▶ _Stated goal_:
Filter these entries so that only lines with the word "background" remain.

>> begin

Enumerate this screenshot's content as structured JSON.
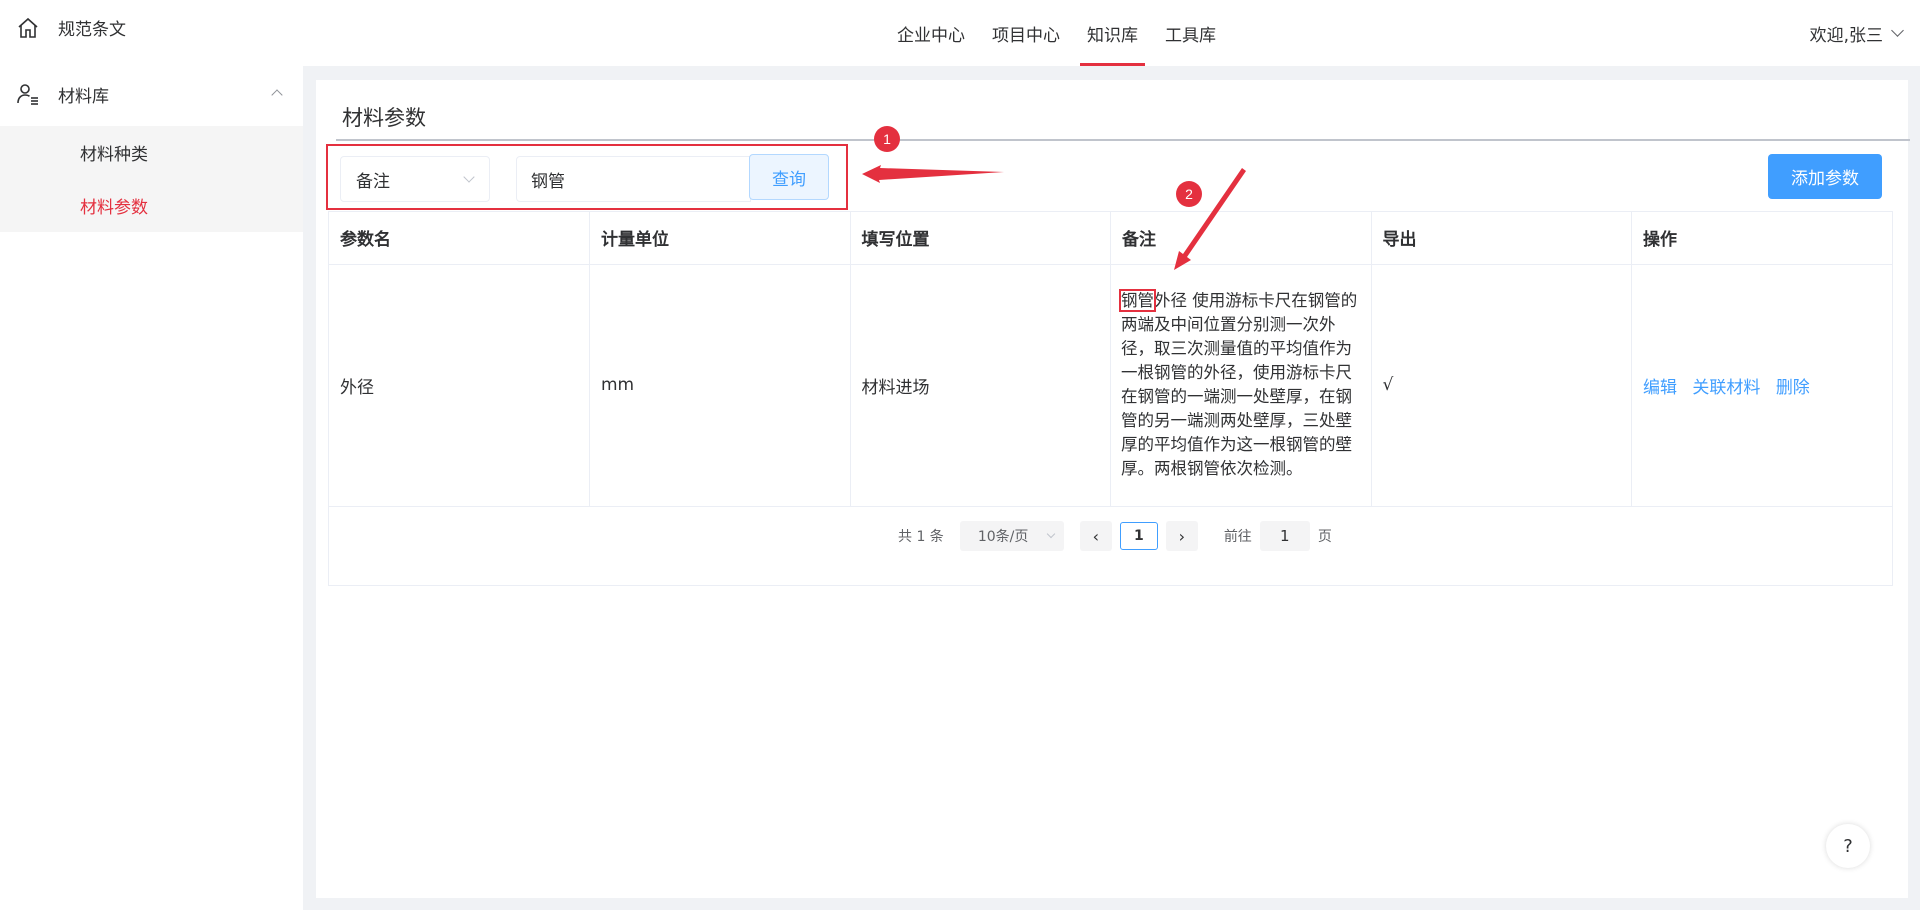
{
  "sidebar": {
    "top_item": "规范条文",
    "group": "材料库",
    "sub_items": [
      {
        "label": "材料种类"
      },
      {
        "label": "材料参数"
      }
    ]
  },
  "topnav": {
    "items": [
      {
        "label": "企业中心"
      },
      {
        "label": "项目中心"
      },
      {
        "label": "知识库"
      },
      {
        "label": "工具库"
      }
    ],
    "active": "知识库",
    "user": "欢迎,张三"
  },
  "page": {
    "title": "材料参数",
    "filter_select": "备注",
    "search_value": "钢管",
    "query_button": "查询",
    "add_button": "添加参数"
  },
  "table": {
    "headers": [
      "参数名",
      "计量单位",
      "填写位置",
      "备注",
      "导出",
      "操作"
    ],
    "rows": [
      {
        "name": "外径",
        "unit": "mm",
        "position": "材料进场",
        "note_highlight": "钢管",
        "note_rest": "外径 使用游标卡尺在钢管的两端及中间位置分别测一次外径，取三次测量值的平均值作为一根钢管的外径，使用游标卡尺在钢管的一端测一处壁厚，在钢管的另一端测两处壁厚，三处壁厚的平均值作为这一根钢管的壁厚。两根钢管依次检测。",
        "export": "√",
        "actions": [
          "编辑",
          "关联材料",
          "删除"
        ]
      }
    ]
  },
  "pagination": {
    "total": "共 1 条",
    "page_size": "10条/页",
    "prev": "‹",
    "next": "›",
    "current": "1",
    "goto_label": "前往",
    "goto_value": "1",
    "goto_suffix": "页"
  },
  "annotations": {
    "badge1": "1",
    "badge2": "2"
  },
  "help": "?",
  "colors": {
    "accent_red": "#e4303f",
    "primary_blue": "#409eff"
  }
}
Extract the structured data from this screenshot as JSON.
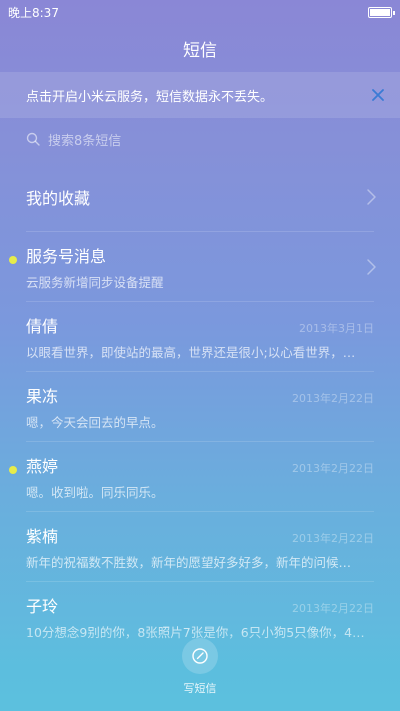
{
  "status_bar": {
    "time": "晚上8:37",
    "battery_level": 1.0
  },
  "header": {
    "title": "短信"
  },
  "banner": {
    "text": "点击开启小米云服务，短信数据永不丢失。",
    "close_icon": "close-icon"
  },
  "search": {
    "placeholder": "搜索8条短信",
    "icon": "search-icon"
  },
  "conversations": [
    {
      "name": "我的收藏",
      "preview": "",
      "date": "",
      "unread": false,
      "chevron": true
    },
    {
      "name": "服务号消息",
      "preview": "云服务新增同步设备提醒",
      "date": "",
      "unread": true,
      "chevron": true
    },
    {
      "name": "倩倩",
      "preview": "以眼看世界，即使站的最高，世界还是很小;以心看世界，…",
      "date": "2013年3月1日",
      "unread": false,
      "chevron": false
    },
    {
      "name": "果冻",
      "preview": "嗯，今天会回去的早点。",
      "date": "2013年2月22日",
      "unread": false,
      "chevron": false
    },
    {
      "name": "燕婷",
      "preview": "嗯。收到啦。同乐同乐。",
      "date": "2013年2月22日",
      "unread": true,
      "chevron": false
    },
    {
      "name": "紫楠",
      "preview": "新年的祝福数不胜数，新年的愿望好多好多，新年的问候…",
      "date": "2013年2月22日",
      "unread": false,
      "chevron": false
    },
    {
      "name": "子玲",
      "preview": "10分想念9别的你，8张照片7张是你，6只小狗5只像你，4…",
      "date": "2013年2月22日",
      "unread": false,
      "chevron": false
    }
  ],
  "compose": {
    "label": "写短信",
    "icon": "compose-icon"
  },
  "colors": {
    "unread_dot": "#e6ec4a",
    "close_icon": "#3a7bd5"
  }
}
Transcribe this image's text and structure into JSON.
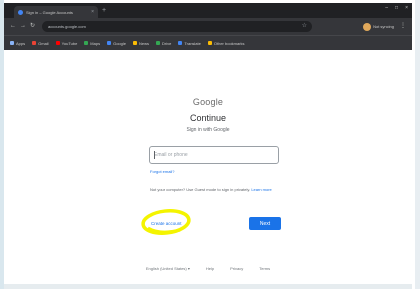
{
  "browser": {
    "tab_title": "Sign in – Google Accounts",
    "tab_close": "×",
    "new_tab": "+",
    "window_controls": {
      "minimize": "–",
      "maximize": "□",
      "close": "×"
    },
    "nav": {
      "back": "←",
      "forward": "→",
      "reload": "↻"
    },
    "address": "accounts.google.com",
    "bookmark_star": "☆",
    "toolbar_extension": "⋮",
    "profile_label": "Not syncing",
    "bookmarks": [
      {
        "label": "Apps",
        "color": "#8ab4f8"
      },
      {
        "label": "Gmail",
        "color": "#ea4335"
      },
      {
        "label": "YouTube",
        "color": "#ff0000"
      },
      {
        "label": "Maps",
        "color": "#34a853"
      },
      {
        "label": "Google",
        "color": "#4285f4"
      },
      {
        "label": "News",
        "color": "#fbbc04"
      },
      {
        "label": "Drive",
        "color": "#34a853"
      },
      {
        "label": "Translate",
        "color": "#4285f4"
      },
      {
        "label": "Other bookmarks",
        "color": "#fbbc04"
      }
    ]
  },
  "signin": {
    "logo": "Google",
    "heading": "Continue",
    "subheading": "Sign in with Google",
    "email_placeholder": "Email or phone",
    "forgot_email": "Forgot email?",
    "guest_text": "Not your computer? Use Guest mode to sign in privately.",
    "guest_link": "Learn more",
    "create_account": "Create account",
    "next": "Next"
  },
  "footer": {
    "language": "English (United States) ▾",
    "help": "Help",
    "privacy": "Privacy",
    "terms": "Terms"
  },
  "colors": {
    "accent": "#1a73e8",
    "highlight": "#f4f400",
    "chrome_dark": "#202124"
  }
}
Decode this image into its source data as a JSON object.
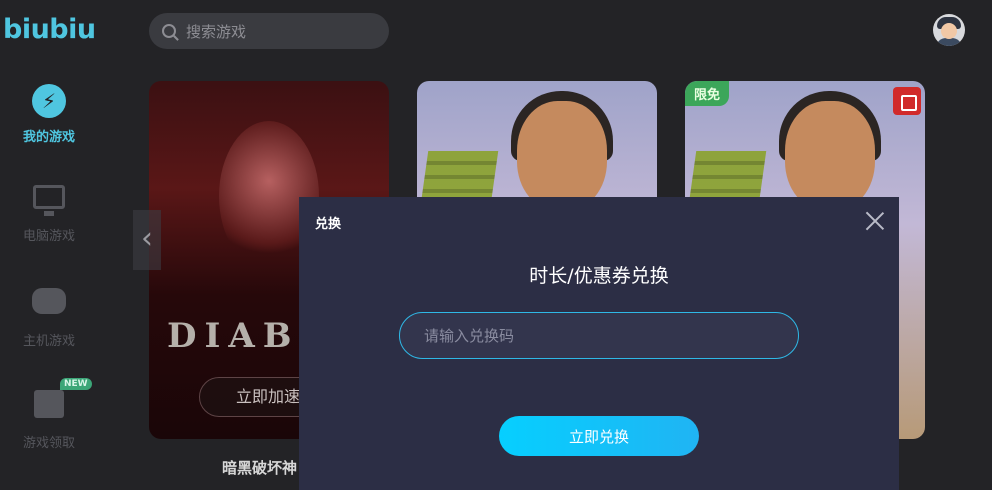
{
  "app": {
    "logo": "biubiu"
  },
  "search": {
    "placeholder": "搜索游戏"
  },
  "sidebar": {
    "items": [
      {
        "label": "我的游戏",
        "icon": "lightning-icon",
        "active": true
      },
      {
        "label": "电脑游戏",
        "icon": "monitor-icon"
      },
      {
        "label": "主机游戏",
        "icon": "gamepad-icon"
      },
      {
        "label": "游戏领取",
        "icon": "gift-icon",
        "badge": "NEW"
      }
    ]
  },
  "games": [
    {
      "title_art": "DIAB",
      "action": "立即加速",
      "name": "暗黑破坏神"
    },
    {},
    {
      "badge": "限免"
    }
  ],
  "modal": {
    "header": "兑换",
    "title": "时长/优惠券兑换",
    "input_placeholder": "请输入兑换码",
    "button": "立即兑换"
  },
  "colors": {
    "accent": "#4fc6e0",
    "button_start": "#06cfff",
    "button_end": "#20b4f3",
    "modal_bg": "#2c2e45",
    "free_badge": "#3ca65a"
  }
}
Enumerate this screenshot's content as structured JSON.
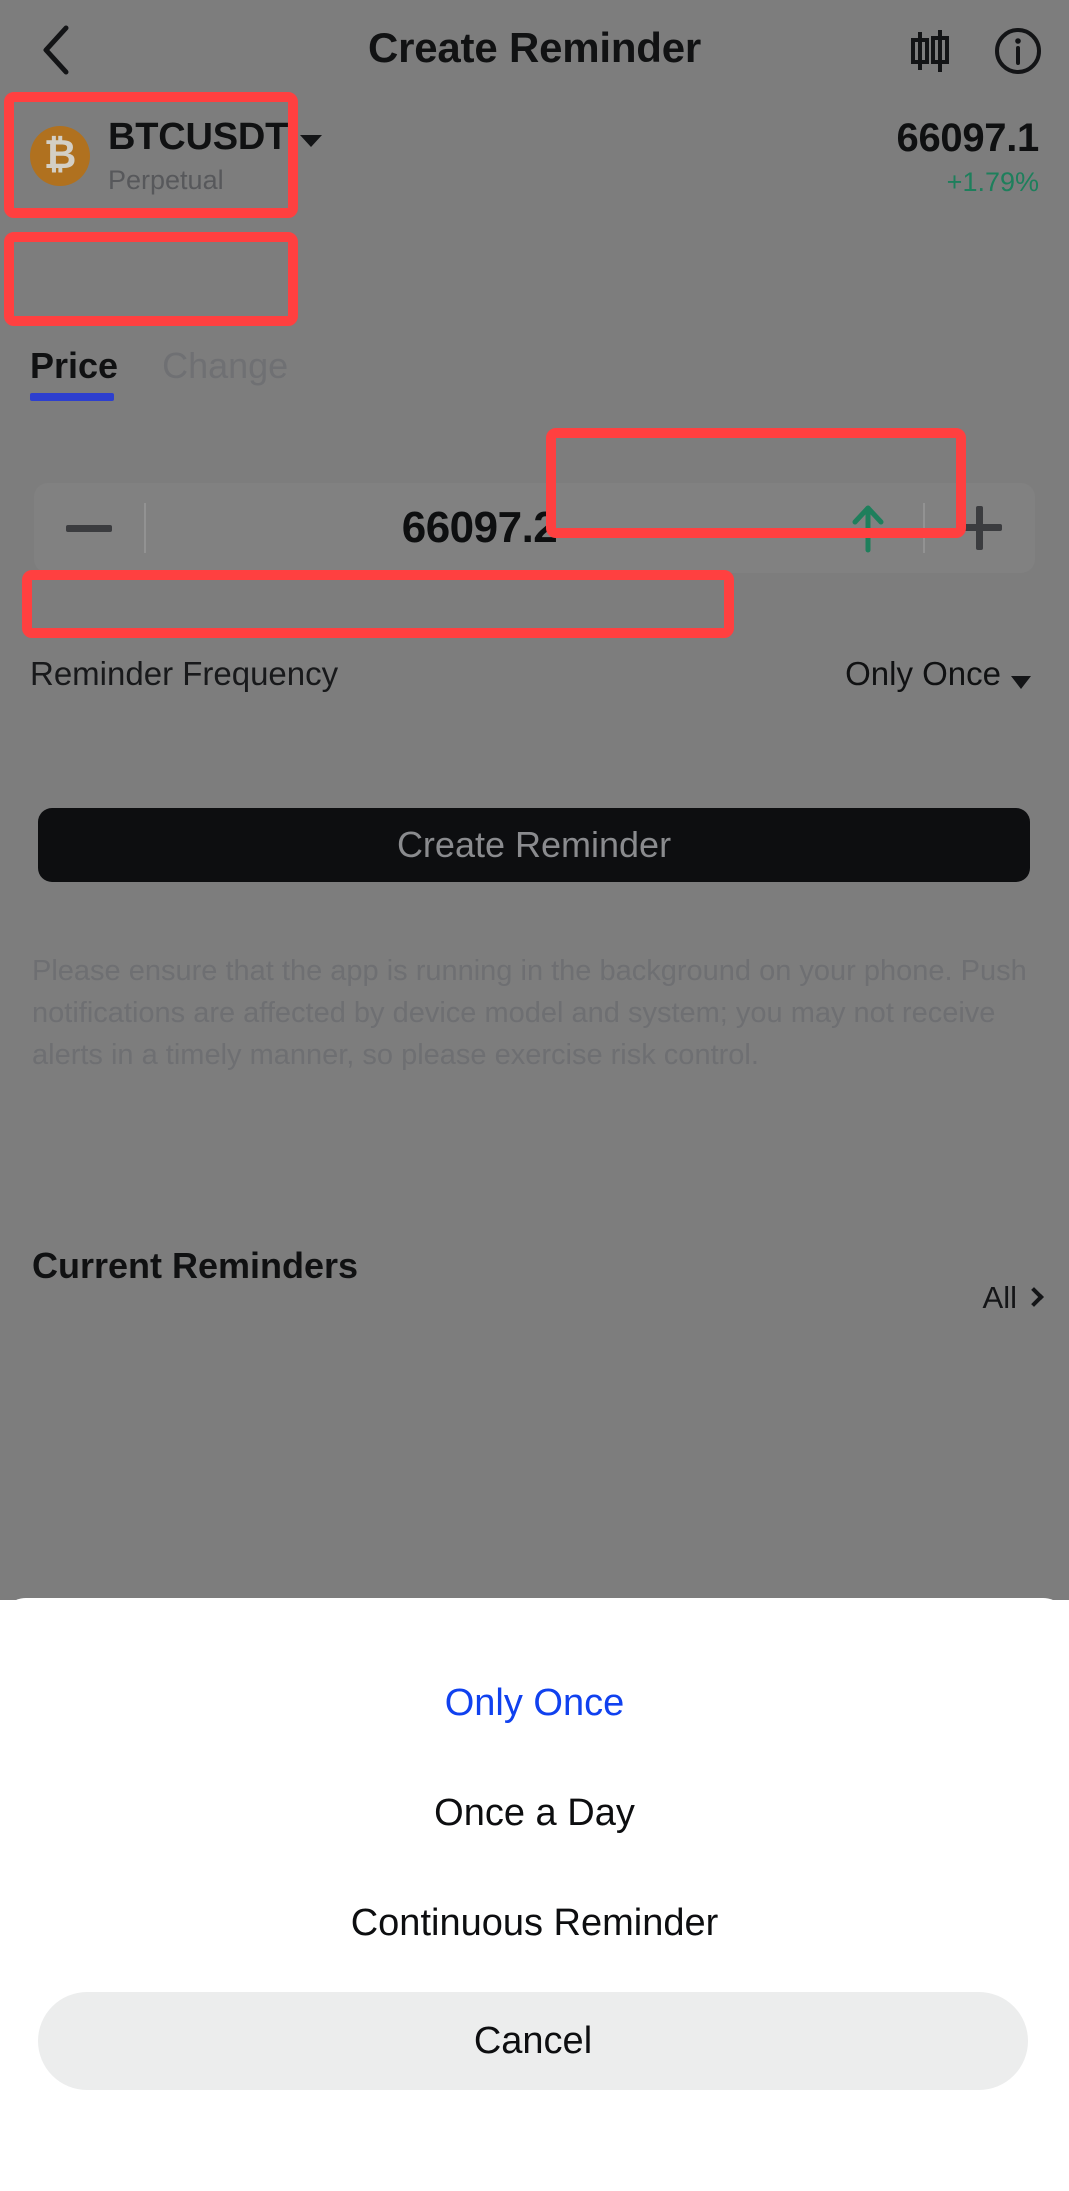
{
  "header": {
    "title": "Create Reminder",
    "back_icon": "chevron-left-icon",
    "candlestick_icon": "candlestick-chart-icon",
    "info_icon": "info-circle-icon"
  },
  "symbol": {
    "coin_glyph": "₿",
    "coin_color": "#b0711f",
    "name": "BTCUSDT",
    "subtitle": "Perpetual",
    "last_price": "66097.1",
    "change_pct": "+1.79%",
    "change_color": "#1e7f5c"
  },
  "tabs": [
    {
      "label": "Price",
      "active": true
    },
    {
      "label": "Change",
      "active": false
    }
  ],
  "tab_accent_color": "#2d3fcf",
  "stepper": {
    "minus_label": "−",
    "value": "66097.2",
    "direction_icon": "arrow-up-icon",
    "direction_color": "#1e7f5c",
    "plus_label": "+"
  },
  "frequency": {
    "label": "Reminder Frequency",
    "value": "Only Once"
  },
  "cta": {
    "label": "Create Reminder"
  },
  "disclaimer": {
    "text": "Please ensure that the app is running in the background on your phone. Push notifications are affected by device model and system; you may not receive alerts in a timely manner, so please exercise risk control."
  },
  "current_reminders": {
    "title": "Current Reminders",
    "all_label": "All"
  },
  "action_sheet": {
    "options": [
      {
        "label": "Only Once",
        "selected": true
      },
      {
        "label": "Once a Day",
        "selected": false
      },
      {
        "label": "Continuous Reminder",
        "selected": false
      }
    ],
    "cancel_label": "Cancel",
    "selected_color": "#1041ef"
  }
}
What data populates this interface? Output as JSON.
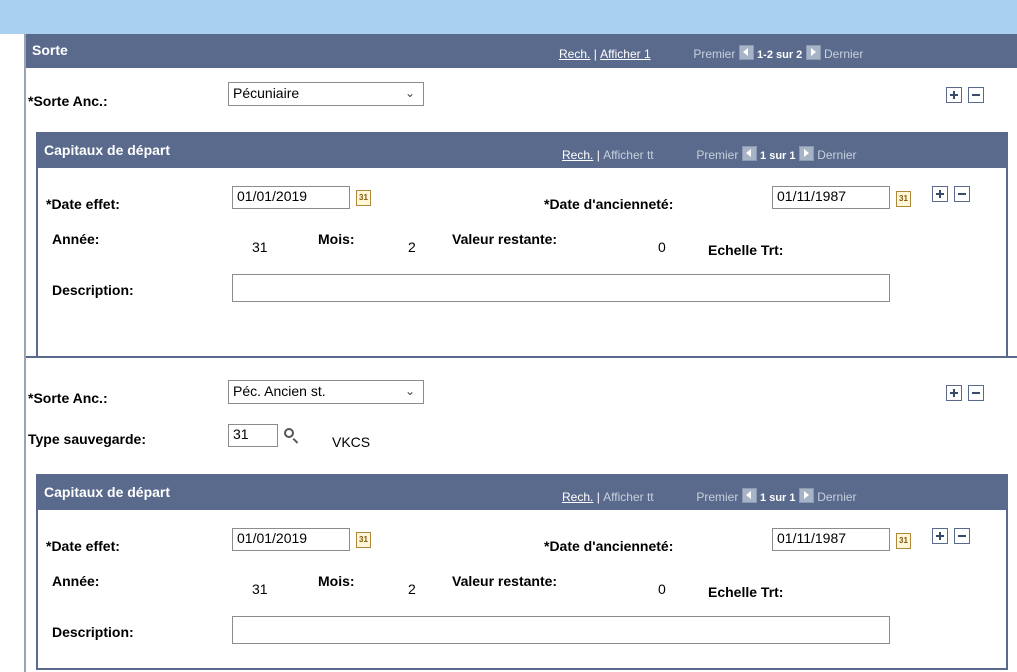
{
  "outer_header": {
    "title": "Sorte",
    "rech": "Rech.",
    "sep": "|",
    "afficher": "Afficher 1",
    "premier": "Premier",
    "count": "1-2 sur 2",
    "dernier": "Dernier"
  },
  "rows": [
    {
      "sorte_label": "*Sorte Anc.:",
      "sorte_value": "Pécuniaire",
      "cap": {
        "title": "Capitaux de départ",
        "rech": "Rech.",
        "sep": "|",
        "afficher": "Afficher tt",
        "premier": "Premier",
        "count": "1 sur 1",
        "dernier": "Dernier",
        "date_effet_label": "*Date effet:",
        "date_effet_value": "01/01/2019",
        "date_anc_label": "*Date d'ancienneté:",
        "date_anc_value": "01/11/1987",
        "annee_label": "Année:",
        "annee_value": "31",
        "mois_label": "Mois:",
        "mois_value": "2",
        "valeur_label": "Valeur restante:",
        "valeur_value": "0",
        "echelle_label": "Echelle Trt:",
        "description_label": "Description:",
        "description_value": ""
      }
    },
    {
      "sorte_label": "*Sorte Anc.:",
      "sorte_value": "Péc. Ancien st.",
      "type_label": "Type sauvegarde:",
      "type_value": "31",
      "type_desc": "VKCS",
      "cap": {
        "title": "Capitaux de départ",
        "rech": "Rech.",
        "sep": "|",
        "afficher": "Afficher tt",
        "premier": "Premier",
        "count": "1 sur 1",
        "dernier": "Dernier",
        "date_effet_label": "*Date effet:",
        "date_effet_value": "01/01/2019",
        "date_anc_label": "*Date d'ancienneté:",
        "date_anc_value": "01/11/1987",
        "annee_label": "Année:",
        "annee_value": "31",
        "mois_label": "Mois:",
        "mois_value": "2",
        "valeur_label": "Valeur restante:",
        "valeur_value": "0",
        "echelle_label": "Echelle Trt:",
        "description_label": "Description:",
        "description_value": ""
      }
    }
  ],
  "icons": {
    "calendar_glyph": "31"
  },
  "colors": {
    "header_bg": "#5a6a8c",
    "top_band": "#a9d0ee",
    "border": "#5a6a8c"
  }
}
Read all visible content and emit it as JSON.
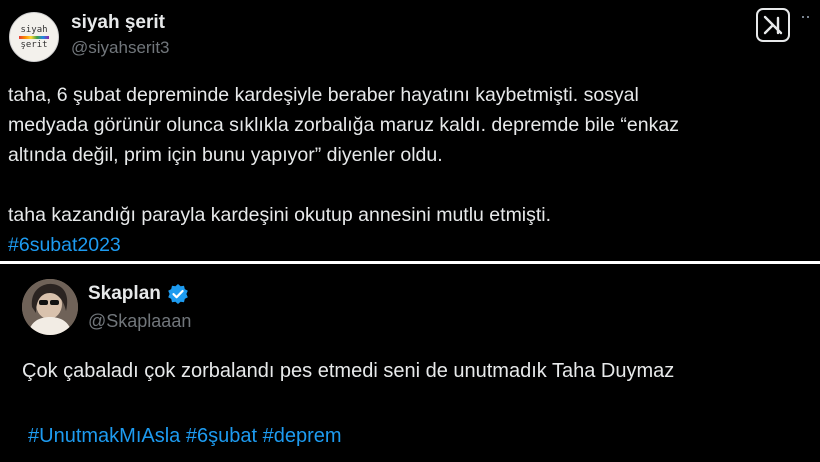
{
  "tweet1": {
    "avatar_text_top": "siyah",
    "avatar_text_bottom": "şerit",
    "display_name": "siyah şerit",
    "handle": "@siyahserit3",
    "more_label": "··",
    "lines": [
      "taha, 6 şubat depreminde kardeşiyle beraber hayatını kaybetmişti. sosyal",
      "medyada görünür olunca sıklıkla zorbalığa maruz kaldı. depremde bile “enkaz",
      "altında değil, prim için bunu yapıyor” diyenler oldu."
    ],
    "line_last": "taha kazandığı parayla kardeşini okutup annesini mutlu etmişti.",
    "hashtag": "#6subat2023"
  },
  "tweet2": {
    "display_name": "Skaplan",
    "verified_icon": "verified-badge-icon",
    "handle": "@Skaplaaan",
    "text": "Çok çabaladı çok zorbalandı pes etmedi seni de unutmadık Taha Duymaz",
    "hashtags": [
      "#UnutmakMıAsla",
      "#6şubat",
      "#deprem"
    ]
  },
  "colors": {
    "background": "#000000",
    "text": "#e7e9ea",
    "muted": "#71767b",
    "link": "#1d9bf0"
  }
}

>> end

▶ _Answer for the task_:
    "text": "Please ensure that the app is running in the background on your phone. Push notifications are affected by device model and system; you may not receive alerts in a timely manner, so please exercise risk control."
    "background": "#000000",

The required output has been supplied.